### What you will do
Every entry needs to be reproduced exactly.

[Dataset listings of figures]
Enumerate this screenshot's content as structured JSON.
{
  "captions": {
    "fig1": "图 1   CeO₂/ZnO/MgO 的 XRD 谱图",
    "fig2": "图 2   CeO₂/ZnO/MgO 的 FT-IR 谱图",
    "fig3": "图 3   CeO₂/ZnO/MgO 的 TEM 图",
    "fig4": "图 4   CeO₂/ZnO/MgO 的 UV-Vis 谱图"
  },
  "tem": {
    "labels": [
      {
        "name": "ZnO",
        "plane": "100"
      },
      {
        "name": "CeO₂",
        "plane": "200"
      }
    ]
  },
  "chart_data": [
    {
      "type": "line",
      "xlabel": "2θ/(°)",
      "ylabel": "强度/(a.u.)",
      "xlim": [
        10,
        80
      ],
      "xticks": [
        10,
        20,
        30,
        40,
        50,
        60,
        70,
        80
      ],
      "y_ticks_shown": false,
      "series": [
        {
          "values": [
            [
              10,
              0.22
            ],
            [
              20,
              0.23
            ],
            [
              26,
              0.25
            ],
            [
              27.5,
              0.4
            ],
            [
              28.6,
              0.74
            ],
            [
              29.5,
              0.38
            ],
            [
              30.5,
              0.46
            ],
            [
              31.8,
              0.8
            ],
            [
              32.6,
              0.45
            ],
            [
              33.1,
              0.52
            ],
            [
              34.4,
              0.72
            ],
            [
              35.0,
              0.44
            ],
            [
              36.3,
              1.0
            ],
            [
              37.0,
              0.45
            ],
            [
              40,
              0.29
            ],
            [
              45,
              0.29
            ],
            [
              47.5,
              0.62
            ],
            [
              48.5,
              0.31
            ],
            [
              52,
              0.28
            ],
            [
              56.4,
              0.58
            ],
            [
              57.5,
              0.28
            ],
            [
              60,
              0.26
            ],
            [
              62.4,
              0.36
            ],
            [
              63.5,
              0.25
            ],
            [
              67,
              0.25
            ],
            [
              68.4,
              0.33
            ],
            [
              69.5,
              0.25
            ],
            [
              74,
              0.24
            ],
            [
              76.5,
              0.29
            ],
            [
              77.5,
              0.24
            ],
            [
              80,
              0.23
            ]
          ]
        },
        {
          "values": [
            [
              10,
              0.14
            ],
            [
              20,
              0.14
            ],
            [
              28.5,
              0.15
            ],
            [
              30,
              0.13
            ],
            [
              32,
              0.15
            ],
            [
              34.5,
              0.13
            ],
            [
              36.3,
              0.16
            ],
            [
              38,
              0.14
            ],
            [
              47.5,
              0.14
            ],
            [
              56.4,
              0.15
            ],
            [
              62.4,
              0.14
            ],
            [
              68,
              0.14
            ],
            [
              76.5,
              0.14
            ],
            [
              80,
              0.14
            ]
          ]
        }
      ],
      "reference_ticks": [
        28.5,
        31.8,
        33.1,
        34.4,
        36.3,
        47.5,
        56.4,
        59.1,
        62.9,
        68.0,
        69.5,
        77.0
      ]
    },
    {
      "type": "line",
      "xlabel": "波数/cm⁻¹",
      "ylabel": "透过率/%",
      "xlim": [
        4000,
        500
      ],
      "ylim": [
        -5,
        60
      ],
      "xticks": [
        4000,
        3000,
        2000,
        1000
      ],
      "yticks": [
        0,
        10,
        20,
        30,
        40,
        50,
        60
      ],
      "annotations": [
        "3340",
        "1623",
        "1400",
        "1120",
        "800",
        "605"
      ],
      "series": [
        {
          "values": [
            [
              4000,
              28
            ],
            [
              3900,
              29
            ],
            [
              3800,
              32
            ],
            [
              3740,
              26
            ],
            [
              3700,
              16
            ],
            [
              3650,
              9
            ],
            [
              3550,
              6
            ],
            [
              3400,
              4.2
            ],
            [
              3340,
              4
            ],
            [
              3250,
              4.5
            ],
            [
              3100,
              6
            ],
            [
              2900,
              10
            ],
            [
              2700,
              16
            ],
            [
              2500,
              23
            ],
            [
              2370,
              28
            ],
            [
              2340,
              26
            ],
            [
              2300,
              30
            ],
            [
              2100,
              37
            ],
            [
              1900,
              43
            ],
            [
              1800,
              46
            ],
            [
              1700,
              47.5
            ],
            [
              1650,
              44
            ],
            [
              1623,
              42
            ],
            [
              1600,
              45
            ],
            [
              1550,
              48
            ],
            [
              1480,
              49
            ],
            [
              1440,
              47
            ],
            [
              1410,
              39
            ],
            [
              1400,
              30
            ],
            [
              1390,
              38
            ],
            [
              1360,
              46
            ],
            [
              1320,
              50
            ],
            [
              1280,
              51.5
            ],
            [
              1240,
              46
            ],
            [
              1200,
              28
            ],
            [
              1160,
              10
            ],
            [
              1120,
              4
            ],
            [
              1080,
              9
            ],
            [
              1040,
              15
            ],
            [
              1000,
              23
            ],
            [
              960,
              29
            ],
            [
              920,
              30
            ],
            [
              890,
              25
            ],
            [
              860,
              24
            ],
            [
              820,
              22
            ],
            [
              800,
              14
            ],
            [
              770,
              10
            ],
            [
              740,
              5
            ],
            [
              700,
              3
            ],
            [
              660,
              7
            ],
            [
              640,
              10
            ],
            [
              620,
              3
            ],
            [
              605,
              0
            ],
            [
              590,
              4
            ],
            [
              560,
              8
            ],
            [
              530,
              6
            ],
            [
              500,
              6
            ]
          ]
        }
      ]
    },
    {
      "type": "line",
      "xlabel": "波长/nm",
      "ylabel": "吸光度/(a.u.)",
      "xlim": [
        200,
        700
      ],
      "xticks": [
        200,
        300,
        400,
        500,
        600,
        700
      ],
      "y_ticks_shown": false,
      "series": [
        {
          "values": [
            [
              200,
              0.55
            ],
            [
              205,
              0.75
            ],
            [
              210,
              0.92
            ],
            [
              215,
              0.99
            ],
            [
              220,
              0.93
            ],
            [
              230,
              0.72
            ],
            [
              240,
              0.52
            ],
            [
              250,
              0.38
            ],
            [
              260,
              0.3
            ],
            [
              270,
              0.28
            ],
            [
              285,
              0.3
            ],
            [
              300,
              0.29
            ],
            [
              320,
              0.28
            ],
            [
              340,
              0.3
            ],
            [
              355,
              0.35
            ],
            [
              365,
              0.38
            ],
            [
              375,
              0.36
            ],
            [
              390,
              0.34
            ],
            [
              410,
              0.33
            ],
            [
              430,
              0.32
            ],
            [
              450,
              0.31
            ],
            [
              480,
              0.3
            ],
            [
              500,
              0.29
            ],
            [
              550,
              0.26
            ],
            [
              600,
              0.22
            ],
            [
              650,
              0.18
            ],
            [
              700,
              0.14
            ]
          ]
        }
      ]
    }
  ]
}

### Final answer
Enumerate this screenshot's content as structured JSON.
{
  "captions": {
    "fig1": "图 1   CeO₂/ZnO/MgO 的 XRD 谱图",
    "fig2": "图 2   CeO₂/ZnO/MgO 的 FT-IR 谱图",
    "fig3": "图 3   CeO₂/ZnO/MgO 的 TEM 图",
    "fig4": "图 4   CeO₂/ZnO/MgO 的 UV-Vis 谱图"
  },
  "tem": {
    "labels": [
      {
        "name": "ZnO",
        "plane": "100"
      },
      {
        "name": "CeO₂",
        "plane": "200"
      }
    ]
  },
  "chart_data": [
    {
      "type": "line",
      "xlabel": "2θ/(°)",
      "ylabel": "强度/(a.u.)",
      "xlim": [
        10,
        80
      ],
      "xticks": [
        10,
        20,
        30,
        40,
        50,
        60,
        70,
        80
      ],
      "y_ticks_shown": false,
      "series": [
        {
          "values": [
            [
              10,
              0.22
            ],
            [
              20,
              0.23
            ],
            [
              26,
              0.25
            ],
            [
              27.5,
              0.4
            ],
            [
              28.6,
              0.74
            ],
            [
              29.5,
              0.38
            ],
            [
              30.5,
              0.46
            ],
            [
              31.8,
              0.8
            ],
            [
              32.6,
              0.45
            ],
            [
              33.1,
              0.52
            ],
            [
              34.4,
              0.72
            ],
            [
              35.0,
              0.44
            ],
            [
              36.3,
              1.0
            ],
            [
              37.0,
              0.45
            ],
            [
              40,
              0.29
            ],
            [
              45,
              0.29
            ],
            [
              47.5,
              0.62
            ],
            [
              48.5,
              0.31
            ],
            [
              52,
              0.28
            ],
            [
              56.4,
              0.58
            ],
            [
              57.5,
              0.28
            ],
            [
              60,
              0.26
            ],
            [
              62.4,
              0.36
            ],
            [
              63.5,
              0.25
            ],
            [
              67,
              0.25
            ],
            [
              68.4,
              0.33
            ],
            [
              69.5,
              0.25
            ],
            [
              74,
              0.24
            ],
            [
              76.5,
              0.29
            ],
            [
              77.5,
              0.24
            ],
            [
              80,
              0.23
            ]
          ]
        },
        {
          "values": [
            [
              10,
              0.14
            ],
            [
              20,
              0.14
            ],
            [
              28.5,
              0.15
            ],
            [
              30,
              0.13
            ],
            [
              32,
              0.15
            ],
            [
              34.5,
              0.13
            ],
            [
              36.3,
              0.16
            ],
            [
              38,
              0.14
            ],
            [
              47.5,
              0.14
            ],
            [
              56.4,
              0.15
            ],
            [
              62.4,
              0.14
            ],
            [
              68,
              0.14
            ],
            [
              76.5,
              0.14
            ],
            [
              80,
              0.14
            ]
          ]
        }
      ],
      "reference_ticks": [
        28.5,
        31.8,
        33.1,
        34.4,
        36.3,
        47.5,
        56.4,
        59.1,
        62.9,
        68.0,
        69.5,
        77.0
      ]
    },
    {
      "type": "line",
      "xlabel": "波数/cm⁻¹",
      "ylabel": "透过率/%",
      "xlim": [
        4000,
        500
      ],
      "ylim": [
        -5,
        60
      ],
      "xticks": [
        4000,
        3000,
        2000,
        1000
      ],
      "yticks": [
        0,
        10,
        20,
        30,
        40,
        50,
        60
      ],
      "annotations": [
        "3340",
        "1623",
        "1400",
        "1120",
        "800",
        "605"
      ],
      "series": [
        {
          "values": [
            [
              4000,
              28
            ],
            [
              3900,
              29
            ],
            [
              3800,
              32
            ],
            [
              3740,
              26
            ],
            [
              3700,
              16
            ],
            [
              3650,
              9
            ],
            [
              3550,
              6
            ],
            [
              3400,
              4.2
            ],
            [
              3340,
              4
            ],
            [
              3250,
              4.5
            ],
            [
              3100,
              6
            ],
            [
              2900,
              10
            ],
            [
              2700,
              16
            ],
            [
              2500,
              23
            ],
            [
              2370,
              28
            ],
            [
              2340,
              26
            ],
            [
              2300,
              30
            ],
            [
              2100,
              37
            ],
            [
              1900,
              43
            ],
            [
              1800,
              46
            ],
            [
              1700,
              47.5
            ],
            [
              1650,
              44
            ],
            [
              1623,
              42
            ],
            [
              1600,
              45
            ],
            [
              1550,
              48
            ],
            [
              1480,
              49
            ],
            [
              1440,
              47
            ],
            [
              1410,
              39
            ],
            [
              1400,
              30
            ],
            [
              1390,
              38
            ],
            [
              1360,
              46
            ],
            [
              1320,
              50
            ],
            [
              1280,
              51.5
            ],
            [
              1240,
              46
            ],
            [
              1200,
              28
            ],
            [
              1160,
              10
            ],
            [
              1120,
              4
            ],
            [
              1080,
              9
            ],
            [
              1040,
              15
            ],
            [
              1000,
              23
            ],
            [
              960,
              29
            ],
            [
              920,
              30
            ],
            [
              890,
              25
            ],
            [
              860,
              24
            ],
            [
              820,
              22
            ],
            [
              800,
              14
            ],
            [
              770,
              10
            ],
            [
              740,
              5
            ],
            [
              700,
              3
            ],
            [
              660,
              7
            ],
            [
              640,
              10
            ],
            [
              620,
              3
            ],
            [
              605,
              0
            ],
            [
              590,
              4
            ],
            [
              560,
              8
            ],
            [
              530,
              6
            ],
            [
              500,
              6
            ]
          ]
        }
      ]
    },
    {
      "type": "line",
      "xlabel": "波长/nm",
      "ylabel": "吸光度/(a.u.)",
      "xlim": [
        200,
        700
      ],
      "xticks": [
        200,
        300,
        400,
        500,
        600,
        700
      ],
      "y_ticks_shown": false,
      "series": [
        {
          "values": [
            [
              200,
              0.55
            ],
            [
              205,
              0.75
            ],
            [
              210,
              0.92
            ],
            [
              215,
              0.99
            ],
            [
              220,
              0.93
            ],
            [
              230,
              0.72
            ],
            [
              240,
              0.52
            ],
            [
              250,
              0.38
            ],
            [
              260,
              0.3
            ],
            [
              270,
              0.28
            ],
            [
              285,
              0.3
            ],
            [
              300,
              0.29
            ],
            [
              320,
              0.28
            ],
            [
              340,
              0.3
            ],
            [
              355,
              0.35
            ],
            [
              365,
              0.38
            ],
            [
              375,
              0.36
            ],
            [
              390,
              0.34
            ],
            [
              410,
              0.33
            ],
            [
              430,
              0.32
            ],
            [
              450,
              0.31
            ],
            [
              480,
              0.3
            ],
            [
              500,
              0.29
            ],
            [
              550,
              0.26
            ],
            [
              600,
              0.22
            ],
            [
              650,
              0.18
            ],
            [
              700,
              0.14
            ]
          ]
        }
      ]
    }
  ]
}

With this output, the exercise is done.